GOAL: Transcribe the records below exactly.

DATASET RECORDS:

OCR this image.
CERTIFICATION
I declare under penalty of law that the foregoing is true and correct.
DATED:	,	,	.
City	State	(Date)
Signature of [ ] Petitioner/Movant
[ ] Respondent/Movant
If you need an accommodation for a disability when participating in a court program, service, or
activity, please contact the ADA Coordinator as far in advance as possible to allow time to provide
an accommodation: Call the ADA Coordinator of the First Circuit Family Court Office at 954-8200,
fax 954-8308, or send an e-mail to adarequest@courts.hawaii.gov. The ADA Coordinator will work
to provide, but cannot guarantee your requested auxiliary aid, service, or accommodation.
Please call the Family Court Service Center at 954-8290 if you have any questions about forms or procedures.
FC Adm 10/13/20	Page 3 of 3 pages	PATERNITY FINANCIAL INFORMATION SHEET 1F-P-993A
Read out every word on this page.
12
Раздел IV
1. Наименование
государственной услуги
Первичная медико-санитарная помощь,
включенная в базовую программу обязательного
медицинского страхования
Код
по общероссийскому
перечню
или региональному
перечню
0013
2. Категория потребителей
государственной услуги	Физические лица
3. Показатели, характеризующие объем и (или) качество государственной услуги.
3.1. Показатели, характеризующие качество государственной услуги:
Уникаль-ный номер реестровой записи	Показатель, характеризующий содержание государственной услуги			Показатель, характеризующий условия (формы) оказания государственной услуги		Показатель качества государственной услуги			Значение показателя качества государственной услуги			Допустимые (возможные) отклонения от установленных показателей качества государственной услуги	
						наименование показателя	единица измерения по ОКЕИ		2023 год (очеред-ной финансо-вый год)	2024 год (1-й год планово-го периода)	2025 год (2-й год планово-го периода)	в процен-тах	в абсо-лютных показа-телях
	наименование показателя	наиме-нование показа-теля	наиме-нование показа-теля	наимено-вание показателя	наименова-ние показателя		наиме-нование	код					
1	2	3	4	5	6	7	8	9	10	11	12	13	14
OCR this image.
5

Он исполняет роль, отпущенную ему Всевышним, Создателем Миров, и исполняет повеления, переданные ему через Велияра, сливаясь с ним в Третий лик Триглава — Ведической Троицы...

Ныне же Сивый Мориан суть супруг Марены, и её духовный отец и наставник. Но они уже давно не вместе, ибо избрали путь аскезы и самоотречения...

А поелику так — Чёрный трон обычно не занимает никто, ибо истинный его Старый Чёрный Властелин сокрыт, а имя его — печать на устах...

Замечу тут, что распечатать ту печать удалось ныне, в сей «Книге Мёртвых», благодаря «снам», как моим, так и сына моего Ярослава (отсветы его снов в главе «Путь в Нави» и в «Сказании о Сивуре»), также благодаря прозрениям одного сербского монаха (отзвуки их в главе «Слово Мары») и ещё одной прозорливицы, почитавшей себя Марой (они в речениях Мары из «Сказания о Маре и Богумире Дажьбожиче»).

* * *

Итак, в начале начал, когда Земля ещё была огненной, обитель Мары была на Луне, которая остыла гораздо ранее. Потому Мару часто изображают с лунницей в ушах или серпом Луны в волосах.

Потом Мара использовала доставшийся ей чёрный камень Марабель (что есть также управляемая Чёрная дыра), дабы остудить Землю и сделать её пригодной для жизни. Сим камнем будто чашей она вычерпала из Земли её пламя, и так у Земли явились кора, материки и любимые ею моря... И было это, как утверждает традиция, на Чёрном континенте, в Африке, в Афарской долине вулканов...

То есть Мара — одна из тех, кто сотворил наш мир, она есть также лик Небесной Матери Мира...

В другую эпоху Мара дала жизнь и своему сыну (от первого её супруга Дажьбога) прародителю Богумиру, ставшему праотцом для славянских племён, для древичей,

SOLUTION TO THIS PROBLEM:
OCR this image.
CERTIFICATION
I declare under penalty of law that the foregoing is true and correct.
DATED:	,	,	.
City	State	(Date)
Signature of [ ] Petitioner/Movant
[ ] Respondent/Movant
If you need an accommodation for a disability when participating in a court program, service, or
activity, please contact the ADA Coordinator as far in advance as possible to allow time to provide
an accommodation: Call the ADA Coordinator of the First Circuit Family Court Office at 954-8200,
fax 954-8308, or send an e-mail to adarequest@courts.hawaii.gov. The ADA Coordinator will work
to provide, but cannot guarantee your requested auxiliary aid, service, or accommodation.
Please call the Family Court Service Center at 954-8290 if you have any questions about forms or procedures.
FC Adm 10/13/20	Page 3 of 3 pages	PATERNITY FINANCIAL INFORMATION SHEET 1F-P-993A
Read out every word on this page.
12
Раздел IV
1. Наименование
государственной услуги
Первичная медико-санитарная помощь,
включенная в базовую программу обязательного
медицинского страхования
Код
по общероссийскому
перечню
или региональному
перечню
0013
2. Категория потребителей
государственной услуги	Физические лица
3. Показатели, характеризующие объем и (или) качество государственной услуги.
3.1. Показатели, характеризующие качество государственной услуги:
Уникаль-ный номер реестровой записи	Показатель, характеризующий содержание государственной услуги			Показатель, характеризующий условия (формы) оказания государственной услуги		Показатель качества государственной услуги			Значение показателя качества государственной услуги			Допустимые (возможные) отклонения от установленных показателей качества государственной услуги	
						наименование показателя	единица измерения по ОКЕИ		2023 год (очеред-ной финансо-вый год)	2024 год (1-й год планово-го периода)	2025 год (2-й год планово-го периода)	в процен-тах	в абсо-лютных показа-телях
	наименование показателя	наиме-нование показа-теля	наиме-нование показа-теля	наимено-вание показателя	наименова-ние показателя		наиме-нование	код					
1	2	3	4	5	6	7	8	9	10	11	12	13	14
OCR this image.
5

Он исполняет роль, отпущенную ему Всевышним, Создателем Миров, и исполняет повеления, переданные ему через Велияра, сливаясь с ним в Третий лик Триглава — Ведической Троицы...

Ныне же Сивый Мориан суть супруг Марены, и её духовный отец и наставник. Но они уже давно не вместе, ибо избрали путь аскезы и самоотречения...

А поелику так — Чёрный трон обычно не занимает никто, ибо истинный его Старый Чёрный Властелин сокрыт, а имя его — печать на устах...

Замечу тут, что распечатать ту печать удалось ныне, в сей «Книге Мёртвых», благодаря «снам», как моим, так и сына моего Ярослава (отсветы его снов в главе «Путь в Нави» и в «Сказании о Сивуре»), также благодаря прозрениям одного сербского монаха (отзвуки их в главе «Слово Мары») и ещё одной прозорливицы, почитавшей себя Марой (они в речениях Мары из «Сказания о Маре и Богумире Дажьбожиче»).

* * *

Итак, в начале начал, когда Земля ещё была огненной, обитель Мары была на Луне, которая остыла гораздо ранее. Потому Мару часто изображают с лунницей в ушах или серпом Луны в волосах.

Потом Мара использовала доставшийся ей чёрный камень Марабель (что есть также управляемая Чёрная дыра), дабы остудить Землю и сделать её пригодной для жизни. Сим камнем будто чашей она вычерпала из Земли её пламя, и так у Земли явились кора, материки и любимые ею моря... И было это, как утверждает традиция, на Чёрном континенте, в Африке, в Афарской долине вулканов...

То есть Мара — одна из тех, кто сотворил наш мир, она есть также лик Небесной Матери Мира...

В другую эпоху Мара дала жизнь и своему сыну (от первого её супруга Дажьбога) прародителю Богумиру, ставшему праотцом для славянских племён, для древичей,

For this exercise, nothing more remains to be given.